(Stated goal) Determine which lines of the records include the word "comfort", and copy them.

(Data entries)
## START

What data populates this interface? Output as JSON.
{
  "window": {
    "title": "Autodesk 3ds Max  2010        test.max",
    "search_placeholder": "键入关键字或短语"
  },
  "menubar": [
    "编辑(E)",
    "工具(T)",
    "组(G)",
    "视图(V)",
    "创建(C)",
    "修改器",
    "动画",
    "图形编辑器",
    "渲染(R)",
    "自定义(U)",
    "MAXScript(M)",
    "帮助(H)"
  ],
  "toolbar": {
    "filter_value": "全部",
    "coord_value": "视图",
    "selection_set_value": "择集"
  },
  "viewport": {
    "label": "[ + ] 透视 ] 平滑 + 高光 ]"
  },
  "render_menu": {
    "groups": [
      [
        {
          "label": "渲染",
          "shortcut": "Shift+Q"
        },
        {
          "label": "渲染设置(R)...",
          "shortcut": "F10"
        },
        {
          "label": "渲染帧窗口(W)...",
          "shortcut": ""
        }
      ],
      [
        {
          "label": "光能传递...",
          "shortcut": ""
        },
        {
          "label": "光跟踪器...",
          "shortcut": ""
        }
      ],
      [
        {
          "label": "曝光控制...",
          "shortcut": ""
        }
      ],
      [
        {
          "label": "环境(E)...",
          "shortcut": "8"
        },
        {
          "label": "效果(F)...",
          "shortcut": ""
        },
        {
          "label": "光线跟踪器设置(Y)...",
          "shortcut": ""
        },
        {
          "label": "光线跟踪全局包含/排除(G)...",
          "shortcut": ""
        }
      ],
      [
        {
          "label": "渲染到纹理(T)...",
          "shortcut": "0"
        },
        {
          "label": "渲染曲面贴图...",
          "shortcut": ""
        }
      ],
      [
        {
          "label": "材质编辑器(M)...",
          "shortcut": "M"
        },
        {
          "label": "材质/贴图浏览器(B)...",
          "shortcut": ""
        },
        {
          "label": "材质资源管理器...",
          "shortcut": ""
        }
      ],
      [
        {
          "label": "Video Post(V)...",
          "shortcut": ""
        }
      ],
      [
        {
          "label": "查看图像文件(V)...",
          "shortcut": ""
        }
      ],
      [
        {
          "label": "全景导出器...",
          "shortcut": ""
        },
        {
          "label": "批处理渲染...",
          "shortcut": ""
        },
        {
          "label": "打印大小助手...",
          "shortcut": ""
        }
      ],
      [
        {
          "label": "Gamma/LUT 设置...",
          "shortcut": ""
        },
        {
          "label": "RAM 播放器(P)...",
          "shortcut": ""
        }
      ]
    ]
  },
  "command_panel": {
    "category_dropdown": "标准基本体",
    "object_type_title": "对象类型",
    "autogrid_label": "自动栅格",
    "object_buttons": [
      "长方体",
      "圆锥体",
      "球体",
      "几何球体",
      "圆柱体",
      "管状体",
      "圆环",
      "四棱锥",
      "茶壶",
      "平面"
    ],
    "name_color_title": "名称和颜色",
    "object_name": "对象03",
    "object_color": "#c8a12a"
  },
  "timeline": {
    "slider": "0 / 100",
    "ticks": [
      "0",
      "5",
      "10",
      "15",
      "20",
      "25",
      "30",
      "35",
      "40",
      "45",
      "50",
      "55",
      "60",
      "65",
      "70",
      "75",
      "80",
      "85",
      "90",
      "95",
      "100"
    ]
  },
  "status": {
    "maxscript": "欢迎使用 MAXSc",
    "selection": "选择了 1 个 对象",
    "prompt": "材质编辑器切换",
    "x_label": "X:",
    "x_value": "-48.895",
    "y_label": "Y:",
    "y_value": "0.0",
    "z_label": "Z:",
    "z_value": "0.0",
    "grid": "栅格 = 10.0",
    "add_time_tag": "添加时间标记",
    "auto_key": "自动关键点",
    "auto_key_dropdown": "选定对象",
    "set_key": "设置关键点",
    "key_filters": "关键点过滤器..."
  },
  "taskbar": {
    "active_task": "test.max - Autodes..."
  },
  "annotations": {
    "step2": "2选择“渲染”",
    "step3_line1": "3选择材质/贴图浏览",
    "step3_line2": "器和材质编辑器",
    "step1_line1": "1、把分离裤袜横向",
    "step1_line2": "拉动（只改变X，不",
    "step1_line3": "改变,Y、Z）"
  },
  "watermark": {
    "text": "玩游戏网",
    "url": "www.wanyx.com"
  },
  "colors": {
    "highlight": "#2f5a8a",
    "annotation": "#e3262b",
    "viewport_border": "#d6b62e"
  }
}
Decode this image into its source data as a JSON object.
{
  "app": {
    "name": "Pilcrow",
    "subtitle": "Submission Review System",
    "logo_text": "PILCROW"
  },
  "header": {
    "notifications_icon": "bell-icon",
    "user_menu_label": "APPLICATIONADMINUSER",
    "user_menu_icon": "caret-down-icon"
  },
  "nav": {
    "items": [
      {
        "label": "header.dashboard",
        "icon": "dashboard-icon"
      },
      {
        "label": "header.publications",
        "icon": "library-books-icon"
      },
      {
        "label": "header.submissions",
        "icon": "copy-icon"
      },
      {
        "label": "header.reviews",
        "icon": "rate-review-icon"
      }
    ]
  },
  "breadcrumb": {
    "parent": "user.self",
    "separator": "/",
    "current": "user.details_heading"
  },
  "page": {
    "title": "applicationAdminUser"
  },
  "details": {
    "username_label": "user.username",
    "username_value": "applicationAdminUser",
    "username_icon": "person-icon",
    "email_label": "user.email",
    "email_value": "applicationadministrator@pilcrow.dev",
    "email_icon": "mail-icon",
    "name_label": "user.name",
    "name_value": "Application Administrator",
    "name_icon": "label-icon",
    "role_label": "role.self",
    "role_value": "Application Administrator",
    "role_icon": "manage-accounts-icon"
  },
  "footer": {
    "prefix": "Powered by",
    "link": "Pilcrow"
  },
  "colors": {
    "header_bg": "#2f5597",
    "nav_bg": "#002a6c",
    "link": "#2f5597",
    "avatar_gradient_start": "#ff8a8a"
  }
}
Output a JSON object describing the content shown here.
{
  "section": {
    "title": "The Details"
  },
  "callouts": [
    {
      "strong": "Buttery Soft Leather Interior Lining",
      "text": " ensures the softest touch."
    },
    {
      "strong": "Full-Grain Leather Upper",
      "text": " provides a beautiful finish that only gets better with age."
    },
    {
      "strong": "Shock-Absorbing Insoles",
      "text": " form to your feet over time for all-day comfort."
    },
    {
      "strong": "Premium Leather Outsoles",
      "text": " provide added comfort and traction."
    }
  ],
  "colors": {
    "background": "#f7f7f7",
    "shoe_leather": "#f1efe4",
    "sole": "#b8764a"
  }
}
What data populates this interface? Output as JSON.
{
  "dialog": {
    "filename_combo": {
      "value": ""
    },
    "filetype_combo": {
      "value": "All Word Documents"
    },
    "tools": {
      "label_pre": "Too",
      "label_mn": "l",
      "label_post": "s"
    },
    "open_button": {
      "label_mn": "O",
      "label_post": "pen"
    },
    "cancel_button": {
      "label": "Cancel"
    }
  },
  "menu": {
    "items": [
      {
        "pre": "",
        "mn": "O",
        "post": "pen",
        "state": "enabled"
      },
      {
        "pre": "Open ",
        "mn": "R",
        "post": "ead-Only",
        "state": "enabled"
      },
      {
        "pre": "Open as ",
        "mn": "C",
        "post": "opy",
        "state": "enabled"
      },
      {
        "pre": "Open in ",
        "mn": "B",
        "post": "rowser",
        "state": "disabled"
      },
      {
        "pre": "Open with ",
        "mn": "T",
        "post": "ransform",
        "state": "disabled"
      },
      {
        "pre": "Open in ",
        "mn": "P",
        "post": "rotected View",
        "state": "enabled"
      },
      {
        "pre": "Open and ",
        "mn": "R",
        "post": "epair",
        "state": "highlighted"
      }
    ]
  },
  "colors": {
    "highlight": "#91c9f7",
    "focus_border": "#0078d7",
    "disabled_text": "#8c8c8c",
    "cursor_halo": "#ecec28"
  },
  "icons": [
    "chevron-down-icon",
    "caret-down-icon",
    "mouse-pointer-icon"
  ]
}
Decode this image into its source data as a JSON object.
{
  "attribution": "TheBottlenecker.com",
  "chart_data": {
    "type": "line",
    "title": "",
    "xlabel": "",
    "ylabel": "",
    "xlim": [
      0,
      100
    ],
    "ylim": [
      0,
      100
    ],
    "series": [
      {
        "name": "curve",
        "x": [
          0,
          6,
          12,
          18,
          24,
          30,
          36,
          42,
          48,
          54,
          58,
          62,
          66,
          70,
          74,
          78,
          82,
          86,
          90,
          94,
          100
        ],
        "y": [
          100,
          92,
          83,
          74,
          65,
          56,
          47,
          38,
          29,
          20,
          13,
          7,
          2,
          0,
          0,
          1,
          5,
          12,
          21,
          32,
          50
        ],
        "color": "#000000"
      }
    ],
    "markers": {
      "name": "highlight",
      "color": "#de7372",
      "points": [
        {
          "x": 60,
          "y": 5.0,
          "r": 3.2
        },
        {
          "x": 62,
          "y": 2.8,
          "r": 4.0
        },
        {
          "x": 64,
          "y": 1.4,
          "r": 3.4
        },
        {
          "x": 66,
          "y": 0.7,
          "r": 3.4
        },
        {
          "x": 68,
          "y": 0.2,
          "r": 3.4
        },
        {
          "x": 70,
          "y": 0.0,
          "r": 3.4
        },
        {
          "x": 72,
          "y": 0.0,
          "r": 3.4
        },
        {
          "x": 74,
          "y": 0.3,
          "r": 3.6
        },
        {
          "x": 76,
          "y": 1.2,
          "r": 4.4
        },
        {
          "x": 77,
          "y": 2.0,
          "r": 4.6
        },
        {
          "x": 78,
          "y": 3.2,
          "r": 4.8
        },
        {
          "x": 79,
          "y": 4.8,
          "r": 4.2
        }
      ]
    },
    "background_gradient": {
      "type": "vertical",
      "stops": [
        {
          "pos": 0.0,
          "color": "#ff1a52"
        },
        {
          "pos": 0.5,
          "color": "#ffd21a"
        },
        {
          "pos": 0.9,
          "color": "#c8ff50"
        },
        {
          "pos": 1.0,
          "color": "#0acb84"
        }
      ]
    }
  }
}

## END

(Output for this task)
      "text": " form to your feet over time for all-day comfort."
      "text": " provide added comfort and traction."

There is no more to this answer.